■ Lesetext
____________________

In den letzten Tagen und Wochen kam es auf der Facebook-Seite von Film plus Kritik – nicht zum ersten Mal – zu wilden Auseinandersetzungen im Kommentarbereich. Besonders der Bericht zu einem rassistisch motivierten Übergriff auf den Schauspieler Tutty Tran ließ die Wogen hochgehen: Viele zeigten Mitgefühl und Empörung angesichts des Vorfalls. Andere wiederum regierten mit Häme, Unglauben, offenem Rassismus oder purem Hass.
Statement von Christian Klosz (Herausgeber & Chefredakteur Film plus Kritik)
Nun gibt es in einem solchen Fall legitime Fragen, die man stellen kann und darf: Wann fand der Vorfall statt, was ist über die Täter bekannt, wurde das Ganze polizeilich dokumentiert? Das ist zulässig, selbst wenn sich dahinter das Motiv des Zweifels gegenüber Gewalt-Opfern oder Opfern von Rassismus verbirgt, die erst einmal “beweisen” müssten, bevor ihnen geglaubt werden kann. Trotzdem: In einem liberalen Rechtsstaat sind solche Fragen als Ausdruck von Meinungsfreiheit möglich, selbst wann man die Motive dahinter nicht teilt.

____________________

■ Aufgabe A
Schreiben Sie aus den Einträgen den Abschnitt vom ersten Eintrag bis einschließlich der Zeile, die „button[interactable]: l <box>325“ enthält, unverändert ab.
Die Einträge haben mit dem Lesetext nichts zu tun.

____________________

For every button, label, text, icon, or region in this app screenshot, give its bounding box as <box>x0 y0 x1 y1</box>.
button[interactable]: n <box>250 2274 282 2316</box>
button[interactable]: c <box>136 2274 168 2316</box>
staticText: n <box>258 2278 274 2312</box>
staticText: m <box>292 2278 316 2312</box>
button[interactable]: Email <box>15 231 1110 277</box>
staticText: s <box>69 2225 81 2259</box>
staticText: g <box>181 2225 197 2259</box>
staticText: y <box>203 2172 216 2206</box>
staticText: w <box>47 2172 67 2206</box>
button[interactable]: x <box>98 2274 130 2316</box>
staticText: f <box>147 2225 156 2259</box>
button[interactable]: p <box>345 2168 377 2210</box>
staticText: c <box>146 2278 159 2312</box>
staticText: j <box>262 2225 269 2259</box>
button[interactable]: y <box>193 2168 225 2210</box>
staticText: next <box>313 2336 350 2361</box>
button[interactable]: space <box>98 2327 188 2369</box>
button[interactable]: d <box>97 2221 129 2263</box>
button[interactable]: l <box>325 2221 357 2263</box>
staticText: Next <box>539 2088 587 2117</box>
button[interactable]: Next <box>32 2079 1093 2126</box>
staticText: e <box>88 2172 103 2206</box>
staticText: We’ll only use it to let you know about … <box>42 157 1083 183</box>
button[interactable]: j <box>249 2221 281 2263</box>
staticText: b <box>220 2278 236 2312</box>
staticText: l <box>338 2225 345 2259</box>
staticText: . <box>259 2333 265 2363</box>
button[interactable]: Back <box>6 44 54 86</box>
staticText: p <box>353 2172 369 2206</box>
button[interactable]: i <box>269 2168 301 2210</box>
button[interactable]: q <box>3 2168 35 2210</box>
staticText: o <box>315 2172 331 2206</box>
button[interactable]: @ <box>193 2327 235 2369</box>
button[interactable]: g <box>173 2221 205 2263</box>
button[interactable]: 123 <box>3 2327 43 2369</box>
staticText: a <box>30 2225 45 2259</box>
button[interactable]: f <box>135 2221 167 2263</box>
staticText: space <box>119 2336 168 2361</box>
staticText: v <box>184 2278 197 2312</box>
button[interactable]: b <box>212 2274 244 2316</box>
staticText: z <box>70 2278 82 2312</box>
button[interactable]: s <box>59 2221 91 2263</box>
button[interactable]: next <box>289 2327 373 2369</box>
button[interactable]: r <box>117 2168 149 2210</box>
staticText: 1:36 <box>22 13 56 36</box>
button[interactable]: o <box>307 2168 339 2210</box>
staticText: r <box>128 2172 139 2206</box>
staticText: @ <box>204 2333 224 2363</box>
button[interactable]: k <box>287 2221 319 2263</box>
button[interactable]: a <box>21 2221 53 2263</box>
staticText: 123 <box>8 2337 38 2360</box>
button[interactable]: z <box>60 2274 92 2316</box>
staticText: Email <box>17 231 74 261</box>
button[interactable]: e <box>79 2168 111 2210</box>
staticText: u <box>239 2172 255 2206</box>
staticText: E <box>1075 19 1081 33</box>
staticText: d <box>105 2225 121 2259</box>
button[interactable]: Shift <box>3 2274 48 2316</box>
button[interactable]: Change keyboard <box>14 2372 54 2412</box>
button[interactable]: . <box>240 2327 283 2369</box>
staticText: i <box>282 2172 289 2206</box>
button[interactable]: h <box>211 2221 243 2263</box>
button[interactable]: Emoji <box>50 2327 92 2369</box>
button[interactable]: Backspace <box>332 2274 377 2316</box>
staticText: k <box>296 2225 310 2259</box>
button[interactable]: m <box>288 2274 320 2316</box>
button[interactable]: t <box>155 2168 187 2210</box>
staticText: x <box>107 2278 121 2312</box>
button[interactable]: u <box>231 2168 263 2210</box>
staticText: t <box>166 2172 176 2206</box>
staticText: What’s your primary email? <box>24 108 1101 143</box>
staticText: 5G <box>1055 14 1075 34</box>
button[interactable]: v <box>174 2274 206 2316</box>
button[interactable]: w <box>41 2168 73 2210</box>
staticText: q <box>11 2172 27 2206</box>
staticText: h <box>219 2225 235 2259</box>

____________________

■ Aufgabe B
Geben Sie aus dem Lesetext den Abschnitt von „In den letzten“ bis einschließlich „oder purem Hass.“ wortgetreu wieder.

■ Richtige Antwort A
For every button, label, text, icon, or region in this app screenshot, give its bounding box as <box>x0 y0 x1 y1</box>.
button[interactable]: n <box>250 2274 282 2316</box>
button[interactable]: c <box>136 2274 168 2316</box>
staticText: n <box>258 2278 274 2312</box>
staticText: m <box>292 2278 316 2312</box>
button[interactable]: Email <box>15 231 1110 277</box>
staticText: s <box>69 2225 81 2259</box>
staticText: g <box>181 2225 197 2259</box>
staticText: y <box>203 2172 216 2206</box>
staticText: w <box>47 2172 67 2206</box>
button[interactable]: x <box>98 2274 130 2316</box>
staticText: f <box>147 2225 156 2259</box>
button[interactable]: p <box>345 2168 377 2210</box>
staticText: c <box>146 2278 159 2312</box>
staticText: j <box>262 2225 269 2259</box>
button[interactable]: y <box>193 2168 225 2210</box>
staticText: next <box>313 2336 350 2361</box>
button[interactable]: space <box>98 2327 188 2369</box>
button[interactable]: d <box>97 2221 129 2263</box>
button[interactable]: l <box>325 2221 357 2263</box>

■ Richtige Antwort B
In den letzten Tagen und Wochen kam es auf der Facebook-Seite von Film plus Kritik – nicht zum ersten Mal – zu wilden Auseinandersetzungen im Kommentarbereich. Besonders der Bericht zu einem rassistisch motivierten Übergriff auf den Schauspieler Tutty Tran ließ die Wogen hochgehen: Viele zeigten Mitgefühl und Empörung angesichts des Vorfalls. Andere wiederum regierten mit Häme, Unglauben, offenem Rassismus oder purem Hass.